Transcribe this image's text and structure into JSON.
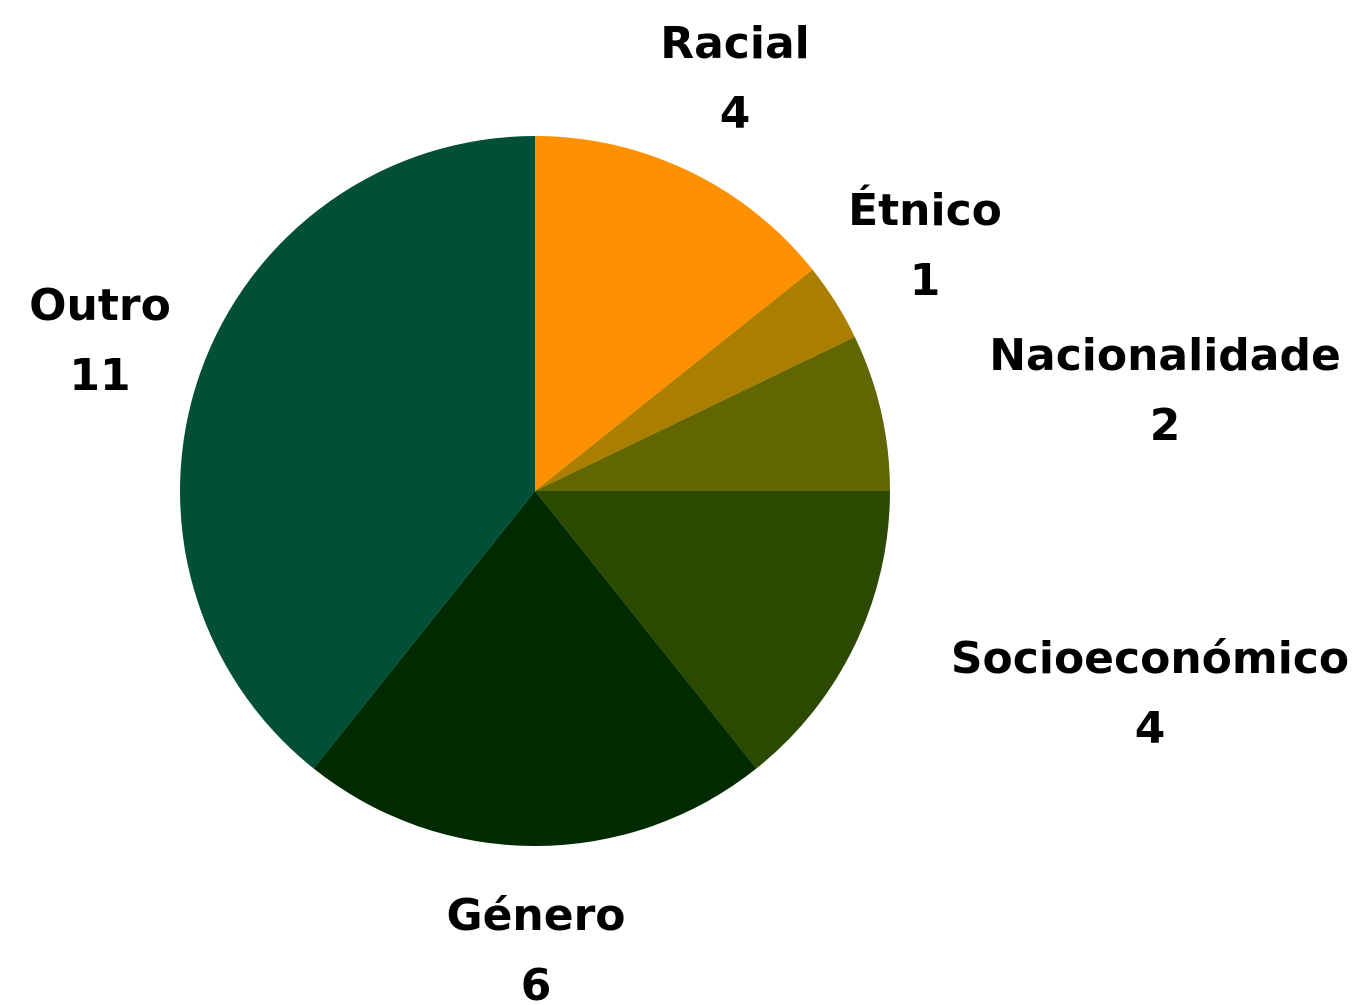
{
  "chart_data": {
    "type": "pie",
    "title": "",
    "legend": "none",
    "slices": [
      {
        "label": "Racial",
        "value": 4,
        "color": "#FF9000"
      },
      {
        "label": "Étnico",
        "value": 1,
        "color": "#AA7F00"
      },
      {
        "label": "Nacionalidade",
        "value": 2,
        "color": "#626600"
      },
      {
        "label": "Socioeconómico",
        "value": 4,
        "color": "#2B4A00"
      },
      {
        "label": "Género",
        "value": 6,
        "color": "#002A00"
      },
      {
        "label": "Outro",
        "value": 11,
        "color": "#004F36"
      }
    ]
  }
}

* [PROBLEM TO SOLVE] Without the pictures, print the records in full, exactly as they appear.

* [EXERCISE RESPONSE]
Transcribe this image's text and structure into JSON.
{
  "chart_data": {
    "type": "pie",
    "title": "",
    "legend": "none",
    "slices": [
      {
        "label": "Racial",
        "value": 4,
        "color": "#FF9000"
      },
      {
        "label": "Étnico",
        "value": 1,
        "color": "#AA7F00"
      },
      {
        "label": "Nacionalidade",
        "value": 2,
        "color": "#626600"
      },
      {
        "label": "Socioeconómico",
        "value": 4,
        "color": "#2B4A00"
      },
      {
        "label": "Género",
        "value": 6,
        "color": "#002A00"
      },
      {
        "label": "Outro",
        "value": 11,
        "color": "#004F36"
      }
    ]
  }
}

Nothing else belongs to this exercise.